GOAL OF THE EXERCISE:
Omit the pictures from the entries below and retype everything else exactly.

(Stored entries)
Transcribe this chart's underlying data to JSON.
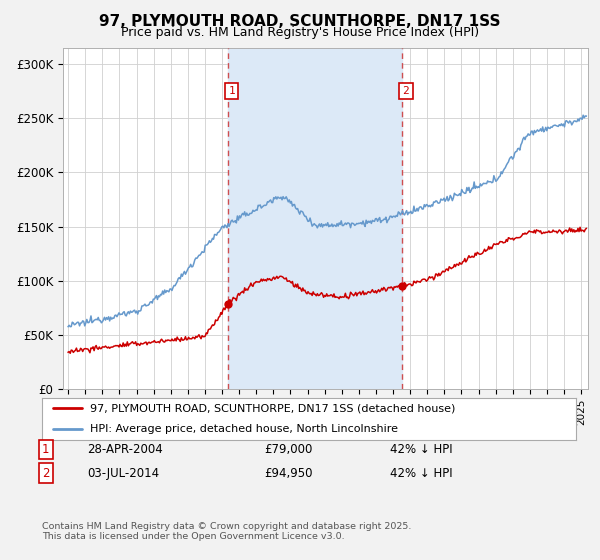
{
  "title": "97, PLYMOUTH ROAD, SCUNTHORPE, DN17 1SS",
  "subtitle": "Price paid vs. HM Land Registry's House Price Index (HPI)",
  "ylabel_ticks": [
    "£0",
    "£50K",
    "£100K",
    "£150K",
    "£200K",
    "£250K",
    "£300K"
  ],
  "ytick_vals": [
    0,
    50000,
    100000,
    150000,
    200000,
    250000,
    300000
  ],
  "ylim": [
    0,
    315000
  ],
  "xlim_start": 1994.7,
  "xlim_end": 2025.4,
  "sale1_date": 2004.32,
  "sale1_price": 79000,
  "sale1_label": "28-APR-2004",
  "sale1_value_str": "£79,000",
  "sale1_hpi_str": "42% ↓ HPI",
  "sale2_date": 2014.5,
  "sale2_price": 94950,
  "sale2_label": "03-JUL-2014",
  "sale2_value_str": "£94,950",
  "sale2_hpi_str": "42% ↓ HPI",
  "shaded_color": "#dce9f7",
  "line1_color": "#cc0000",
  "line2_color": "#6699cc",
  "legend1_label": "97, PLYMOUTH ROAD, SCUNTHORPE, DN17 1SS (detached house)",
  "legend2_label": "HPI: Average price, detached house, North Lincolnshire",
  "footnote": "Contains HM Land Registry data © Crown copyright and database right 2025.\nThis data is licensed under the Open Government Licence v3.0.",
  "background_color": "#f2f2f2",
  "plot_bg_color": "#ffffff",
  "title_fontsize": 11,
  "subtitle_fontsize": 9
}
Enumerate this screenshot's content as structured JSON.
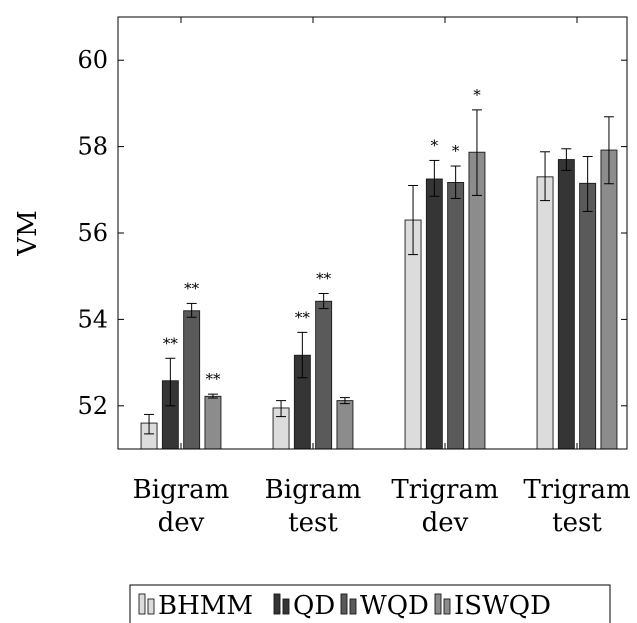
{
  "chart_data": {
    "type": "bar",
    "title": "",
    "xlabel": "",
    "ylabel": "VM",
    "ylim": [
      51.0,
      61.0
    ],
    "yticks": [
      52,
      54,
      56,
      58,
      60
    ],
    "grid": false,
    "legend_placement": "bottom",
    "categories": [
      [
        "Bigram",
        "dev"
      ],
      [
        "Bigram",
        "test"
      ],
      [
        "Trigram",
        "dev"
      ],
      [
        "Trigram",
        "test"
      ]
    ],
    "series": [
      {
        "name": "BHMM",
        "color": "#dcdcdc",
        "values": [
          51.6,
          51.95,
          56.3,
          57.3
        ],
        "err_low": [
          51.35,
          51.75,
          55.5,
          56.75
        ],
        "err_high": [
          51.8,
          52.12,
          57.1,
          57.88
        ],
        "sig": [
          "",
          "",
          "",
          ""
        ]
      },
      {
        "name": "QD",
        "color": "#353535",
        "values": [
          52.58,
          53.17,
          57.25,
          57.7
        ],
        "err_low": [
          52.0,
          52.65,
          56.85,
          57.45
        ],
        "err_high": [
          53.1,
          53.7,
          57.68,
          57.95
        ],
        "sig": [
          "**",
          "**",
          "*",
          ""
        ]
      },
      {
        "name": "WQD",
        "color": "#5a5a5a",
        "values": [
          54.2,
          54.42,
          57.17,
          57.15
        ],
        "err_low": [
          54.05,
          54.25,
          56.8,
          56.5
        ],
        "err_high": [
          54.37,
          54.6,
          57.55,
          57.77
        ],
        "sig": [
          "**",
          "**",
          "*",
          ""
        ]
      },
      {
        "name": "ISWQD",
        "color": "#8c8c8c",
        "values": [
          52.22,
          52.12,
          57.87,
          57.92
        ],
        "err_low": [
          52.18,
          52.05,
          56.87,
          57.14
        ],
        "err_high": [
          52.27,
          52.19,
          58.85,
          58.69
        ],
        "sig": [
          "**",
          "",
          "*",
          ""
        ]
      }
    ]
  }
}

THE ANSWER:
Transcribe this chart's underlying data to JSON.
{
  "title": "97, PLYMOUTH ROAD, SCUNTHORPE, DN17 1SS",
  "subtitle": "Price paid vs. HM Land Registry's House Price Index (HPI)",
  "ylabel_ticks": [
    "£0",
    "£50K",
    "£100K",
    "£150K",
    "£200K",
    "£250K",
    "£300K"
  ],
  "ytick_vals": [
    0,
    50000,
    100000,
    150000,
    200000,
    250000,
    300000
  ],
  "ylim": [
    0,
    315000
  ],
  "xlim_start": 1994.7,
  "xlim_end": 2025.4,
  "sale1_date": 2004.32,
  "sale1_price": 79000,
  "sale1_label": "28-APR-2004",
  "sale1_value_str": "£79,000",
  "sale1_hpi_str": "42% ↓ HPI",
  "sale2_date": 2014.5,
  "sale2_price": 94950,
  "sale2_label": "03-JUL-2014",
  "sale2_value_str": "£94,950",
  "sale2_hpi_str": "42% ↓ HPI",
  "shaded_color": "#dce9f7",
  "line1_color": "#cc0000",
  "line2_color": "#6699cc",
  "legend1_label": "97, PLYMOUTH ROAD, SCUNTHORPE, DN17 1SS (detached house)",
  "legend2_label": "HPI: Average price, detached house, North Lincolnshire",
  "footnote": "Contains HM Land Registry data © Crown copyright and database right 2025.\nThis data is licensed under the Open Government Licence v3.0.",
  "background_color": "#f2f2f2",
  "plot_bg_color": "#ffffff",
  "title_fontsize": 11,
  "subtitle_fontsize": 9
}
Enumerate this screenshot's content as structured JSON.
{
  "chart_data": {
    "type": "bar",
    "title": "",
    "xlabel": "",
    "ylabel": "VM",
    "ylim": [
      51.0,
      61.0
    ],
    "yticks": [
      52,
      54,
      56,
      58,
      60
    ],
    "grid": false,
    "legend_placement": "bottom",
    "categories": [
      [
        "Bigram",
        "dev"
      ],
      [
        "Bigram",
        "test"
      ],
      [
        "Trigram",
        "dev"
      ],
      [
        "Trigram",
        "test"
      ]
    ],
    "series": [
      {
        "name": "BHMM",
        "color": "#dcdcdc",
        "values": [
          51.6,
          51.95,
          56.3,
          57.3
        ],
        "err_low": [
          51.35,
          51.75,
          55.5,
          56.75
        ],
        "err_high": [
          51.8,
          52.12,
          57.1,
          57.88
        ],
        "sig": [
          "",
          "",
          "",
          ""
        ]
      },
      {
        "name": "QD",
        "color": "#353535",
        "values": [
          52.58,
          53.17,
          57.25,
          57.7
        ],
        "err_low": [
          52.0,
          52.65,
          56.85,
          57.45
        ],
        "err_high": [
          53.1,
          53.7,
          57.68,
          57.95
        ],
        "sig": [
          "**",
          "**",
          "*",
          ""
        ]
      },
      {
        "name": "WQD",
        "color": "#5a5a5a",
        "values": [
          54.2,
          54.42,
          57.17,
          57.15
        ],
        "err_low": [
          54.05,
          54.25,
          56.8,
          56.5
        ],
        "err_high": [
          54.37,
          54.6,
          57.55,
          57.77
        ],
        "sig": [
          "**",
          "**",
          "*",
          ""
        ]
      },
      {
        "name": "ISWQD",
        "color": "#8c8c8c",
        "values": [
          52.22,
          52.12,
          57.87,
          57.92
        ],
        "err_low": [
          52.18,
          52.05,
          56.87,
          57.14
        ],
        "err_high": [
          52.27,
          52.19,
          58.85,
          58.69
        ],
        "sig": [
          "**",
          "",
          "*",
          ""
        ]
      }
    ]
  }
}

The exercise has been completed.